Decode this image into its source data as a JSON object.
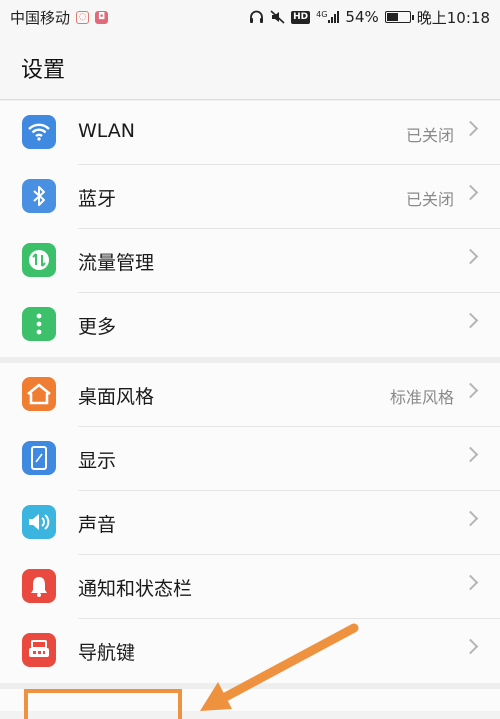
{
  "status_bar": {
    "carrier": "中国移动",
    "net_type": "4G",
    "battery": "54%",
    "battery_level": 0.54,
    "time": "晚上10:18",
    "icons": [
      "headset-icon",
      "mute-icon",
      "hd-icon",
      "signal-icon",
      "battery-icon"
    ]
  },
  "header": {
    "title": "设置"
  },
  "groups": [
    {
      "items": [
        {
          "label": "WLAN",
          "value": "已关闭",
          "icon": "wifi-icon",
          "color": "#3f8ae0"
        },
        {
          "label": "蓝牙",
          "value": "已关闭",
          "icon": "bluetooth-icon",
          "color": "#4a90e2"
        },
        {
          "label": "流量管理",
          "value": "",
          "icon": "data-usage-icon",
          "color": "#3cc06a"
        },
        {
          "label": "更多",
          "value": "",
          "icon": "more-icon",
          "color": "#3cc06a"
        }
      ]
    },
    {
      "items": [
        {
          "label": "桌面风格",
          "value": "标准风格",
          "icon": "home-style-icon",
          "color": "#ef7d32"
        },
        {
          "label": "显示",
          "value": "",
          "icon": "display-icon",
          "color": "#3f8ae0"
        },
        {
          "label": "声音",
          "value": "",
          "icon": "sound-icon",
          "color": "#3bb5e0"
        },
        {
          "label": "通知和状态栏",
          "value": "",
          "icon": "notification-icon",
          "color": "#e9493e"
        },
        {
          "label": "导航键",
          "value": "",
          "icon": "nav-key-icon",
          "color": "#e9493e"
        }
      ]
    }
  ],
  "annotation_color": "#ee9240"
}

------------------------------

§ Given instruction:
Copy out every line of the listing that includes the string "label".

§ Finished answer:
          "label": "WLAN",
          "label": "蓝牙",
          "label": "流量管理",
          "label": "更多",
          "label": "桌面风格",
          "label": "显示",
          "label": "声音",
          "label": "通知和状态栏",
          "label": "导航键",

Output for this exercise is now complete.